:: Data for processing ::

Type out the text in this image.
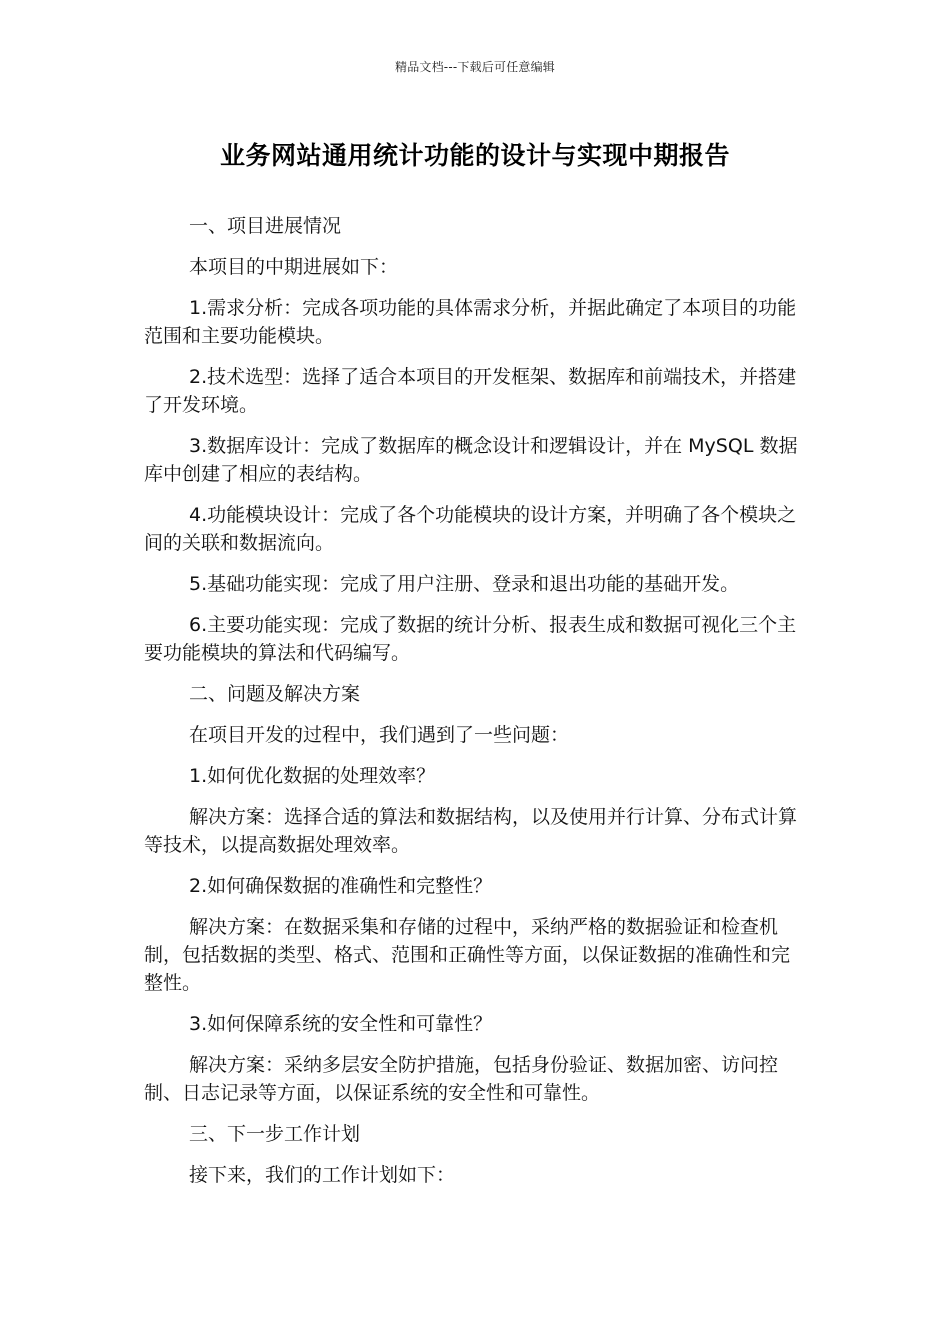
精品文档---下载后可任意编辑
业务网站通用统计功能的设计与实现中期报告

一、项目进展情况

本项目的中期进展如下：

1.需求分析：完成各项功能的具体需求分析，并据此确定了本项目的功能范围和主要功能模块。

2.技术选型：选择了适合本项目的开发框架、数据库和前端技术，并搭建了开发环境。

3.数据库设计：完成了数据库的概念设计和逻辑设计，并在 MySQL 数据库中创建了相应的表结构。

4.功能模块设计：完成了各个功能模块的设计方案，并明确了各个模块之间的关联和数据流向。

5.基础功能实现：完成了用户注册、登录和退出功能的基础开发。

6.主要功能实现：完成了数据的统计分析、报表生成和数据可视化三个主要功能模块的算法和代码编写。

二、问题及解决方案

在项目开发的过程中，我们遇到了一些问题：

1.如何优化数据的处理效率？

解决方案：选择合适的算法和数据结构，以及使用并行计算、分布式计算等技术，以提高数据处理效率。

2.如何确保数据的准确性和完整性？

解决方案：在数据采集和存储的过程中，采纳严格的数据验证和检查机制，包括数据的类型、格式、范围和正确性等方面，以保证数据的准确性和完整性。

3.如何保障系统的安全性和可靠性？

解决方案：采纳多层安全防护措施，包括身份验证、数据加密、访问控制、日志记录等方面，以保证系统的安全性和可靠性。

三、下一步工作计划

接下来，我们的工作计划如下：
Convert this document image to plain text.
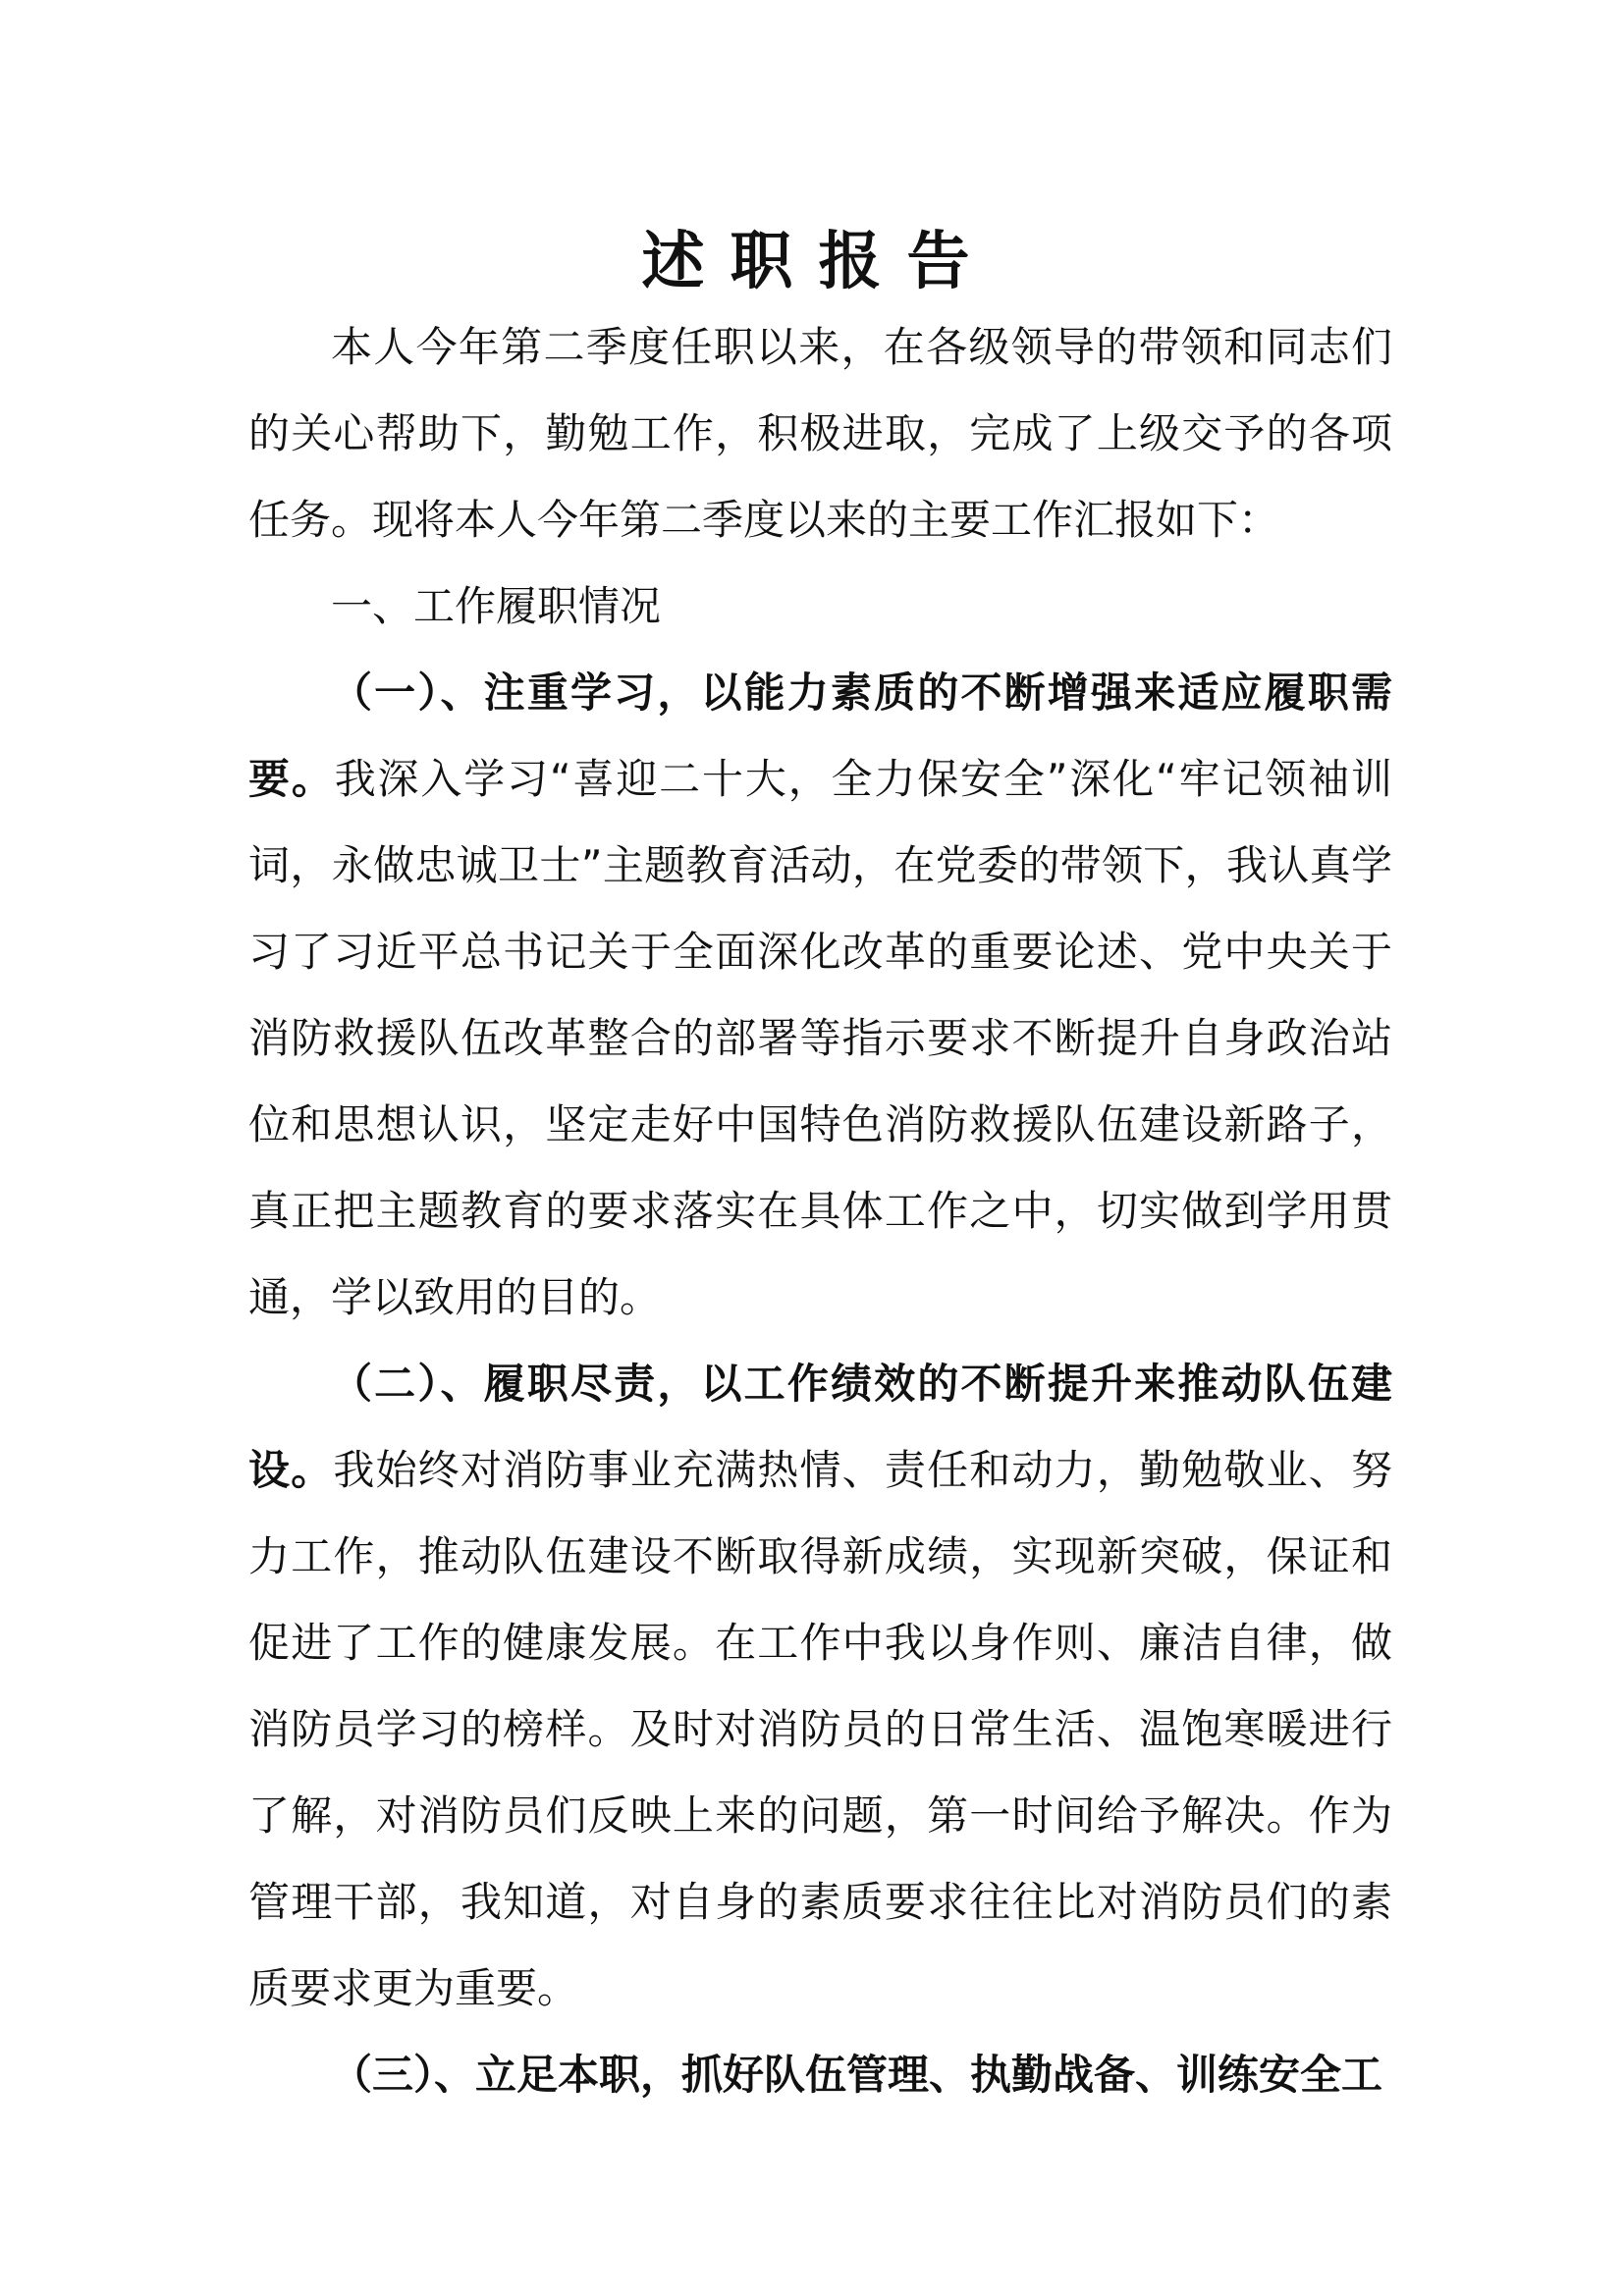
述职报告

本人今年第二季度任职以来，在各级领导的带领和同志们的关心帮助下，勤勉工作，积极进取，完成了上级交予的各项任务。现将本人今年第二季度以来的主要工作汇报如下：

一、工作履职情况

（一）、注重学习，以能力素质的不断增强来适应履职需要。我深入学习“喜迎二十大，全力保安全”深化“牢记领袖训词，永做忠诚卫士”主题教育活动，在党委的带领下，我认真学习了习近平总书记关于全面深化改革的重要论述、党中央关于消防救援队伍改革整合的部署等指示要求不断提升自身政治站位和思想认识，坚定走好中国特色消防救援队伍建设新路子，真正把主题教育的要求落实在具体工作之中，切实做到学用贯通，学以致用的目的。

（二）、履职尽责，以工作绩效的不断提升来推动队伍建设。我始终对消防事业充满热情、责任和动力，勤勉敬业、努力工作，推动队伍建设不断取得新成绩，实现新突破，保证和促进了工作的健康发展。在工作中我以身作则、廉洁自律，做消防员学习的榜样。及时对消防员的日常生活、温饱寒暖进行了解，对消防员们反映上来的问题，第一时间给予解决。作为管理干部，我知道，对自身的素质要求往往比对消防员们的素质要求更为重要。

（三）、立足本职，抓好队伍管理、执勤战备、训练安全工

:::

**Exercise details**
From the listing above, copy all lines holding the word "this".

**Task response**
Type out the text in this image.
Convert this document image to plain text.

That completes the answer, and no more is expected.